> **What the exercise asks**
Restate exactly the lines below, from the one containing "What's the underlying" through the final line, and leave out the pictures.

---- Listing

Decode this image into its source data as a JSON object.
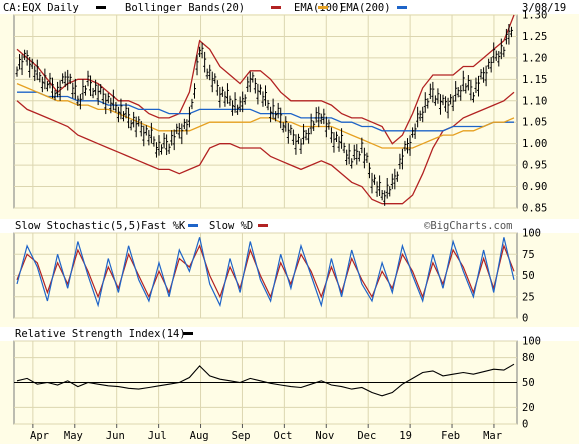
{
  "chart_data": [
    {
      "type": "ohlc",
      "title": "CA:EQX Daily",
      "date_label": "3/08/19",
      "legend": [
        {
          "label": "Bollinger Bands(20)",
          "color": "#b22222"
        },
        {
          "label": "EMA(100)",
          "color": "#e6a020"
        },
        {
          "label": "EMA(200)",
          "color": "#1e64c8"
        }
      ],
      "ylim": [
        0.85,
        1.3
      ],
      "y_ticks": [
        "1.30",
        "1.25",
        "1.20",
        "1.15",
        "1.10",
        "1.05",
        "1.00",
        "0.95",
        "0.90",
        "0.85"
      ],
      "x_tick_labels": [
        "Apr",
        "May",
        "Jun",
        "Jul",
        "Aug",
        "Sep",
        "Oct",
        "Nov",
        "Dec",
        "19",
        "Feb",
        "Mar"
      ],
      "close_series": [
        1.18,
        1.2,
        1.16,
        1.14,
        1.12,
        1.16,
        1.1,
        1.14,
        1.12,
        1.1,
        1.08,
        1.06,
        1.04,
        1.02,
        0.99,
        1.0,
        1.03,
        1.05,
        1.22,
        1.16,
        1.12,
        1.1,
        1.08,
        1.15,
        1.12,
        1.08,
        1.06,
        1.02,
        1.0,
        1.04,
        1.07,
        1.02,
        1.0,
        0.96,
        0.99,
        0.92,
        0.88,
        0.9,
        0.97,
        1.02,
        1.08,
        1.12,
        1.09,
        1.1,
        1.14,
        1.12,
        1.16,
        1.2,
        1.22,
        1.29
      ],
      "bb_upper": [
        1.22,
        1.2,
        1.18,
        1.15,
        1.12,
        1.14,
        1.15,
        1.15,
        1.14,
        1.12,
        1.1,
        1.1,
        1.09,
        1.07,
        1.06,
        1.06,
        1.07,
        1.12,
        1.24,
        1.22,
        1.18,
        1.16,
        1.14,
        1.17,
        1.17,
        1.15,
        1.12,
        1.1,
        1.1,
        1.1,
        1.1,
        1.09,
        1.07,
        1.06,
        1.06,
        1.05,
        1.04,
        1.0,
        1.02,
        1.07,
        1.13,
        1.16,
        1.16,
        1.16,
        1.18,
        1.18,
        1.2,
        1.22,
        1.24,
        1.3
      ],
      "bb_lower": [
        1.1,
        1.08,
        1.07,
        1.06,
        1.05,
        1.04,
        1.02,
        1.01,
        1.0,
        0.99,
        0.98,
        0.97,
        0.96,
        0.95,
        0.94,
        0.94,
        0.93,
        0.94,
        0.95,
        0.99,
        1.0,
        1.0,
        0.99,
        0.99,
        0.99,
        0.97,
        0.96,
        0.95,
        0.94,
        0.95,
        0.96,
        0.95,
        0.93,
        0.91,
        0.9,
        0.87,
        0.86,
        0.86,
        0.86,
        0.88,
        0.93,
        0.99,
        1.03,
        1.04,
        1.06,
        1.07,
        1.08,
        1.09,
        1.1,
        1.12
      ],
      "ema100": [
        1.14,
        1.13,
        1.12,
        1.11,
        1.1,
        1.1,
        1.09,
        1.09,
        1.08,
        1.08,
        1.07,
        1.06,
        1.05,
        1.04,
        1.03,
        1.03,
        1.03,
        1.03,
        1.04,
        1.05,
        1.05,
        1.05,
        1.05,
        1.05,
        1.06,
        1.06,
        1.05,
        1.05,
        1.04,
        1.04,
        1.04,
        1.04,
        1.03,
        1.02,
        1.01,
        1.0,
        0.99,
        0.99,
        0.99,
        0.99,
        1.0,
        1.01,
        1.02,
        1.02,
        1.03,
        1.03,
        1.04,
        1.05,
        1.05,
        1.06
      ],
      "ema200": [
        1.12,
        1.12,
        1.12,
        1.11,
        1.11,
        1.11,
        1.1,
        1.1,
        1.1,
        1.09,
        1.09,
        1.09,
        1.08,
        1.08,
        1.08,
        1.07,
        1.07,
        1.07,
        1.08,
        1.08,
        1.08,
        1.08,
        1.08,
        1.08,
        1.07,
        1.07,
        1.07,
        1.07,
        1.06,
        1.06,
        1.06,
        1.06,
        1.05,
        1.05,
        1.04,
        1.04,
        1.03,
        1.03,
        1.03,
        1.03,
        1.03,
        1.03,
        1.03,
        1.04,
        1.04,
        1.04,
        1.04,
        1.05,
        1.05,
        1.05
      ]
    },
    {
      "type": "line",
      "title": "Slow Stochastic(5,5)",
      "legend": [
        {
          "label": "Fast %K",
          "color": "#1e64c8"
        },
        {
          "label": "Slow %D",
          "color": "#b22222"
        }
      ],
      "ylim": [
        0,
        100
      ],
      "y_ticks": [
        "100",
        "75",
        "50",
        "25",
        "0"
      ],
      "series": [
        {
          "name": "Fast %K",
          "values": [
            40,
            85,
            60,
            20,
            75,
            35,
            90,
            50,
            15,
            70,
            30,
            85,
            45,
            20,
            65,
            25,
            80,
            55,
            95,
            40,
            15,
            70,
            30,
            90,
            45,
            20,
            75,
            35,
            85,
            50,
            15,
            70,
            25,
            80,
            40,
            20,
            65,
            30,
            85,
            50,
            20,
            75,
            35,
            90,
            55,
            25,
            80,
            30,
            95,
            45
          ]
        },
        {
          "name": "Slow %D",
          "values": [
            45,
            75,
            65,
            30,
            65,
            40,
            80,
            55,
            25,
            60,
            35,
            75,
            50,
            25,
            55,
            30,
            70,
            60,
            85,
            50,
            25,
            60,
            35,
            80,
            50,
            25,
            65,
            40,
            75,
            55,
            25,
            60,
            30,
            70,
            45,
            25,
            55,
            35,
            75,
            55,
            25,
            65,
            40,
            80,
            60,
            30,
            70,
            35,
            85,
            55
          ]
        }
      ]
    },
    {
      "type": "line",
      "title": "Relative Strength Index(14)",
      "legend": [
        {
          "label": "",
          "color": "#000000"
        }
      ],
      "ylim": [
        0,
        100
      ],
      "y_ticks": [
        "100",
        "80",
        "50",
        "20",
        "0"
      ],
      "reference_lines": [
        50
      ],
      "series": [
        {
          "name": "RSI",
          "values": [
            52,
            55,
            48,
            50,
            47,
            52,
            45,
            50,
            48,
            46,
            45,
            43,
            42,
            44,
            46,
            48,
            50,
            56,
            70,
            58,
            54,
            52,
            50,
            55,
            52,
            49,
            47,
            45,
            44,
            48,
            52,
            47,
            45,
            42,
            44,
            38,
            34,
            38,
            48,
            55,
            62,
            64,
            58,
            60,
            62,
            60,
            63,
            66,
            65,
            72
          ]
        }
      ]
    }
  ],
  "watermark": "©BigCharts.com"
}
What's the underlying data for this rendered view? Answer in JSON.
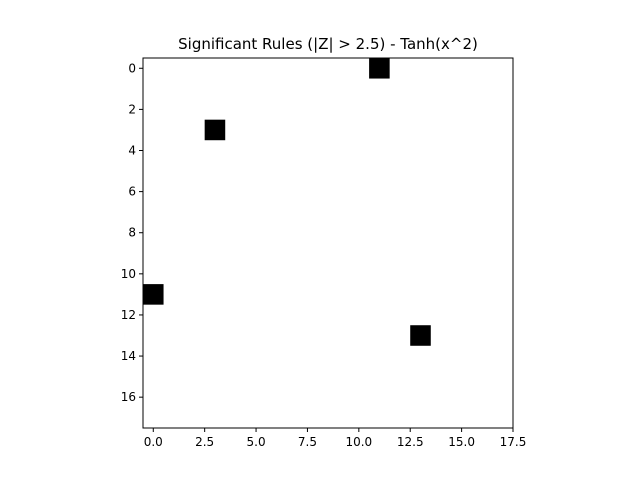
{
  "chart_data": {
    "type": "heatmap",
    "title": "Significant Rules (|Z| > 2.5) - Tanh(x^2)",
    "xlabel": "",
    "ylabel": "",
    "grid_size": [
      18,
      18
    ],
    "xlim": [
      -0.5,
      17.5
    ],
    "ylim": [
      17.5,
      -0.5
    ],
    "y_inverted": true,
    "grid": false,
    "legend": "none",
    "x_ticks": [
      0.0,
      2.5,
      5.0,
      7.5,
      10.0,
      12.5,
      15.0,
      17.5
    ],
    "x_tick_labels": [
      "0.0",
      "2.5",
      "5.0",
      "7.5",
      "10.0",
      "12.5",
      "15.0",
      "17.5"
    ],
    "y_ticks": [
      0,
      2,
      4,
      6,
      8,
      10,
      12,
      14,
      16
    ],
    "y_tick_labels": [
      "0",
      "2",
      "4",
      "6",
      "8",
      "10",
      "12",
      "14",
      "16"
    ],
    "colormap": [
      "#ffffff",
      "#000000"
    ],
    "value_range": [
      0,
      1
    ],
    "significant_cells": [
      {
        "row": 0,
        "col": 11,
        "value": 1
      },
      {
        "row": 3,
        "col": 3,
        "value": 1
      },
      {
        "row": 11,
        "col": 0,
        "value": 1
      },
      {
        "row": 13,
        "col": 13,
        "value": 1
      }
    ]
  }
}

--------

> **Task output**
What's the underlying data for this rendered view? Answer in JSON.
{
  "chart_data": {
    "type": "heatmap",
    "title": "Significant Rules (|Z| > 2.5) - Tanh(x^2)",
    "xlabel": "",
    "ylabel": "",
    "grid_size": [
      18,
      18
    ],
    "xlim": [
      -0.5,
      17.5
    ],
    "ylim": [
      17.5,
      -0.5
    ],
    "y_inverted": true,
    "grid": false,
    "legend": "none",
    "x_ticks": [
      0.0,
      2.5,
      5.0,
      7.5,
      10.0,
      12.5,
      15.0,
      17.5
    ],
    "x_tick_labels": [
      "0.0",
      "2.5",
      "5.0",
      "7.5",
      "10.0",
      "12.5",
      "15.0",
      "17.5"
    ],
    "y_ticks": [
      0,
      2,
      4,
      6,
      8,
      10,
      12,
      14,
      16
    ],
    "y_tick_labels": [
      "0",
      "2",
      "4",
      "6",
      "8",
      "10",
      "12",
      "14",
      "16"
    ],
    "colormap": [
      "#ffffff",
      "#000000"
    ],
    "value_range": [
      0,
      1
    ],
    "significant_cells": [
      {
        "row": 0,
        "col": 11,
        "value": 1
      },
      {
        "row": 3,
        "col": 3,
        "value": 1
      },
      {
        "row": 11,
        "col": 0,
        "value": 1
      },
      {
        "row": 13,
        "col": 13,
        "value": 1
      }
    ]
  }
}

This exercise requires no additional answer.